GOAL: Each line below should be reproduced without any alteration.

(Items from a figure collection)
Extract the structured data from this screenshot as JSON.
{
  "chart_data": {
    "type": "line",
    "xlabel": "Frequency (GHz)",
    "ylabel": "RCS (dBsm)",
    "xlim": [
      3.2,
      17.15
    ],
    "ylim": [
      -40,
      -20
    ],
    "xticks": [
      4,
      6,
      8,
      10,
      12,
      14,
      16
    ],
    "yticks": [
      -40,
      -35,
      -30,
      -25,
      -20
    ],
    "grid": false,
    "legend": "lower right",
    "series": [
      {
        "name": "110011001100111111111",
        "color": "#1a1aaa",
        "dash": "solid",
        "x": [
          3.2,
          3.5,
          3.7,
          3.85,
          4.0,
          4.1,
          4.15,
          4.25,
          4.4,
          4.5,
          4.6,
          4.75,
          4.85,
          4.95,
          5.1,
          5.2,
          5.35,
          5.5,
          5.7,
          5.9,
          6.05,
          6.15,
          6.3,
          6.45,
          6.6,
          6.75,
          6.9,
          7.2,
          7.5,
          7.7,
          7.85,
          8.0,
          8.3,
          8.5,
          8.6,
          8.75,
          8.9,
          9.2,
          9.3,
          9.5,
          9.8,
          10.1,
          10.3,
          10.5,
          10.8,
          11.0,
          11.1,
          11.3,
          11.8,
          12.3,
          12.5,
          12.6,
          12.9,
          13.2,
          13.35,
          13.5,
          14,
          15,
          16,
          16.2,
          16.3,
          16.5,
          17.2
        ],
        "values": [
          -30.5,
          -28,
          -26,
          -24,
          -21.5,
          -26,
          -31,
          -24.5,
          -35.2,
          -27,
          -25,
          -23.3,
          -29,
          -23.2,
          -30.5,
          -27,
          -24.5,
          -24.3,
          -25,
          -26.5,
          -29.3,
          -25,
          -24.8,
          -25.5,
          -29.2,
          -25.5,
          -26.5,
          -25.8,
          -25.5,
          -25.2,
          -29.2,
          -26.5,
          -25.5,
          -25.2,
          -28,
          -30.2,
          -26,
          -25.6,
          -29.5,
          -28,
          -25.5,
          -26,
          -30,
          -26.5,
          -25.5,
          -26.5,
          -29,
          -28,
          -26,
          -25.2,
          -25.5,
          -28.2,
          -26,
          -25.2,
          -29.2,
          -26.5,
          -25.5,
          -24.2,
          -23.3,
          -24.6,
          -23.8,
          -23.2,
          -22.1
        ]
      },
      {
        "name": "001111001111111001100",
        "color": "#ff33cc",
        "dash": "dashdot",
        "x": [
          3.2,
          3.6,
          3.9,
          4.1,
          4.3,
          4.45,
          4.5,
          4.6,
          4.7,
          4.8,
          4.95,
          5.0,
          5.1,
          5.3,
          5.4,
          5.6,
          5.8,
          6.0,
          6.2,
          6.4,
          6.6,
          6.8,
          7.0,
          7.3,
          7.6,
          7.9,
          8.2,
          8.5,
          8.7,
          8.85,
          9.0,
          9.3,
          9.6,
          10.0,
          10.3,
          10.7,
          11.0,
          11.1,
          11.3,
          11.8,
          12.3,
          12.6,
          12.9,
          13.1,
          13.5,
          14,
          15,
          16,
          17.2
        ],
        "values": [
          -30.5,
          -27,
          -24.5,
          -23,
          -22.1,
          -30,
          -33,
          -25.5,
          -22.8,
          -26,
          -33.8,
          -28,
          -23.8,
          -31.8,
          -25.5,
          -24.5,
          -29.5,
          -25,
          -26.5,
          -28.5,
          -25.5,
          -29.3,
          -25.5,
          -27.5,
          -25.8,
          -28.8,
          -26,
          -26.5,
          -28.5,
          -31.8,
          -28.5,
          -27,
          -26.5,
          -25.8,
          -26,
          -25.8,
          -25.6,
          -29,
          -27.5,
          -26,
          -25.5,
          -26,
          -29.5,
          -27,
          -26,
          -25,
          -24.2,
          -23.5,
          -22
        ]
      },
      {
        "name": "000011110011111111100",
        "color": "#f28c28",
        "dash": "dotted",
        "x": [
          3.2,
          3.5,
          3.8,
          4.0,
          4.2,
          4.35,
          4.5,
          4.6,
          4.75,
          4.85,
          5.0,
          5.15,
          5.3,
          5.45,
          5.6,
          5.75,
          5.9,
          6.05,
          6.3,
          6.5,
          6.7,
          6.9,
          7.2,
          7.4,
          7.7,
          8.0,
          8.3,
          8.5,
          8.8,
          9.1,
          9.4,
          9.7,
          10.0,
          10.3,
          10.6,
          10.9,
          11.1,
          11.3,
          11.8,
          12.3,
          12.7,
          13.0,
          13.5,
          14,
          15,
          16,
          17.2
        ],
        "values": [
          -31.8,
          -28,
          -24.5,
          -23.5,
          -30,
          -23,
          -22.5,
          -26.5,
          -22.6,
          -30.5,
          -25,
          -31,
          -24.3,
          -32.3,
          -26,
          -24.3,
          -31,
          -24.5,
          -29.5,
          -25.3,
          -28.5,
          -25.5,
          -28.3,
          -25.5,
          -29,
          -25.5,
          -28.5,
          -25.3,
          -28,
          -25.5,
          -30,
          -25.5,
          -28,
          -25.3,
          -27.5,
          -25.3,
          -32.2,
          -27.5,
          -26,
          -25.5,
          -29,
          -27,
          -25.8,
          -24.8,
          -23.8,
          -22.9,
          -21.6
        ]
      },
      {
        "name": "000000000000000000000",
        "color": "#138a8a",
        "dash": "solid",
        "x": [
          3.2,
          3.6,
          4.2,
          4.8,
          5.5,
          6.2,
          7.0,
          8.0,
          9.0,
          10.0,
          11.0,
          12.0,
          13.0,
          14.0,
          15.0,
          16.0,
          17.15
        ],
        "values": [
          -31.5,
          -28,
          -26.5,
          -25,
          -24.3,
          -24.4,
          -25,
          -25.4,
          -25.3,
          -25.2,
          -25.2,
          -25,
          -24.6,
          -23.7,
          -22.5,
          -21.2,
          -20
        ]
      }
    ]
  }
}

CORRECT OUTPUT:
Extract the structured data from this screenshot as JSON.
{
  "chart_data": {
    "type": "line",
    "xlabel": "Frequency (GHz)",
    "ylabel": "RCS (dBsm)",
    "xlim": [
      3.2,
      17.15
    ],
    "ylim": [
      -40,
      -20
    ],
    "xticks": [
      4,
      6,
      8,
      10,
      12,
      14,
      16
    ],
    "yticks": [
      -40,
      -35,
      -30,
      -25,
      -20
    ],
    "grid": false,
    "legend": "lower right",
    "series": [
      {
        "name": "110011001100111111111",
        "color": "#1a1aaa",
        "dash": "solid",
        "x": [
          3.2,
          3.5,
          3.7,
          3.85,
          4.0,
          4.1,
          4.15,
          4.25,
          4.4,
          4.5,
          4.6,
          4.75,
          4.85,
          4.95,
          5.1,
          5.2,
          5.35,
          5.5,
          5.7,
          5.9,
          6.05,
          6.15,
          6.3,
          6.45,
          6.6,
          6.75,
          6.9,
          7.2,
          7.5,
          7.7,
          7.85,
          8.0,
          8.3,
          8.5,
          8.6,
          8.75,
          8.9,
          9.2,
          9.3,
          9.5,
          9.8,
          10.1,
          10.3,
          10.5,
          10.8,
          11.0,
          11.1,
          11.3,
          11.8,
          12.3,
          12.5,
          12.6,
          12.9,
          13.2,
          13.35,
          13.5,
          14,
          15,
          16,
          16.2,
          16.3,
          16.5,
          17.2
        ],
        "values": [
          -30.5,
          -28,
          -26,
          -24,
          -21.5,
          -26,
          -31,
          -24.5,
          -35.2,
          -27,
          -25,
          -23.3,
          -29,
          -23.2,
          -30.5,
          -27,
          -24.5,
          -24.3,
          -25,
          -26.5,
          -29.3,
          -25,
          -24.8,
          -25.5,
          -29.2,
          -25.5,
          -26.5,
          -25.8,
          -25.5,
          -25.2,
          -29.2,
          -26.5,
          -25.5,
          -25.2,
          -28,
          -30.2,
          -26,
          -25.6,
          -29.5,
          -28,
          -25.5,
          -26,
          -30,
          -26.5,
          -25.5,
          -26.5,
          -29,
          -28,
          -26,
          -25.2,
          -25.5,
          -28.2,
          -26,
          -25.2,
          -29.2,
          -26.5,
          -25.5,
          -24.2,
          -23.3,
          -24.6,
          -23.8,
          -23.2,
          -22.1
        ]
      },
      {
        "name": "001111001111111001100",
        "color": "#ff33cc",
        "dash": "dashdot",
        "x": [
          3.2,
          3.6,
          3.9,
          4.1,
          4.3,
          4.45,
          4.5,
          4.6,
          4.7,
          4.8,
          4.95,
          5.0,
          5.1,
          5.3,
          5.4,
          5.6,
          5.8,
          6.0,
          6.2,
          6.4,
          6.6,
          6.8,
          7.0,
          7.3,
          7.6,
          7.9,
          8.2,
          8.5,
          8.7,
          8.85,
          9.0,
          9.3,
          9.6,
          10.0,
          10.3,
          10.7,
          11.0,
          11.1,
          11.3,
          11.8,
          12.3,
          12.6,
          12.9,
          13.1,
          13.5,
          14,
          15,
          16,
          17.2
        ],
        "values": [
          -30.5,
          -27,
          -24.5,
          -23,
          -22.1,
          -30,
          -33,
          -25.5,
          -22.8,
          -26,
          -33.8,
          -28,
          -23.8,
          -31.8,
          -25.5,
          -24.5,
          -29.5,
          -25,
          -26.5,
          -28.5,
          -25.5,
          -29.3,
          -25.5,
          -27.5,
          -25.8,
          -28.8,
          -26,
          -26.5,
          -28.5,
          -31.8,
          -28.5,
          -27,
          -26.5,
          -25.8,
          -26,
          -25.8,
          -25.6,
          -29,
          -27.5,
          -26,
          -25.5,
          -26,
          -29.5,
          -27,
          -26,
          -25,
          -24.2,
          -23.5,
          -22
        ]
      },
      {
        "name": "000011110011111111100",
        "color": "#f28c28",
        "dash": "dotted",
        "x": [
          3.2,
          3.5,
          3.8,
          4.0,
          4.2,
          4.35,
          4.5,
          4.6,
          4.75,
          4.85,
          5.0,
          5.15,
          5.3,
          5.45,
          5.6,
          5.75,
          5.9,
          6.05,
          6.3,
          6.5,
          6.7,
          6.9,
          7.2,
          7.4,
          7.7,
          8.0,
          8.3,
          8.5,
          8.8,
          9.1,
          9.4,
          9.7,
          10.0,
          10.3,
          10.6,
          10.9,
          11.1,
          11.3,
          11.8,
          12.3,
          12.7,
          13.0,
          13.5,
          14,
          15,
          16,
          17.2
        ],
        "values": [
          -31.8,
          -28,
          -24.5,
          -23.5,
          -30,
          -23,
          -22.5,
          -26.5,
          -22.6,
          -30.5,
          -25,
          -31,
          -24.3,
          -32.3,
          -26,
          -24.3,
          -31,
          -24.5,
          -29.5,
          -25.3,
          -28.5,
          -25.5,
          -28.3,
          -25.5,
          -29,
          -25.5,
          -28.5,
          -25.3,
          -28,
          -25.5,
          -30,
          -25.5,
          -28,
          -25.3,
          -27.5,
          -25.3,
          -32.2,
          -27.5,
          -26,
          -25.5,
          -29,
          -27,
          -25.8,
          -24.8,
          -23.8,
          -22.9,
          -21.6
        ]
      },
      {
        "name": "000000000000000000000",
        "color": "#138a8a",
        "dash": "solid",
        "x": [
          3.2,
          3.6,
          4.2,
          4.8,
          5.5,
          6.2,
          7.0,
          8.0,
          9.0,
          10.0,
          11.0,
          12.0,
          13.0,
          14.0,
          15.0,
          16.0,
          17.15
        ],
        "values": [
          -31.5,
          -28,
          -26.5,
          -25,
          -24.3,
          -24.4,
          -25,
          -25.4,
          -25.3,
          -25.2,
          -25.2,
          -25,
          -24.6,
          -23.7,
          -22.5,
          -21.2,
          -20
        ]
      }
    ]
  }
}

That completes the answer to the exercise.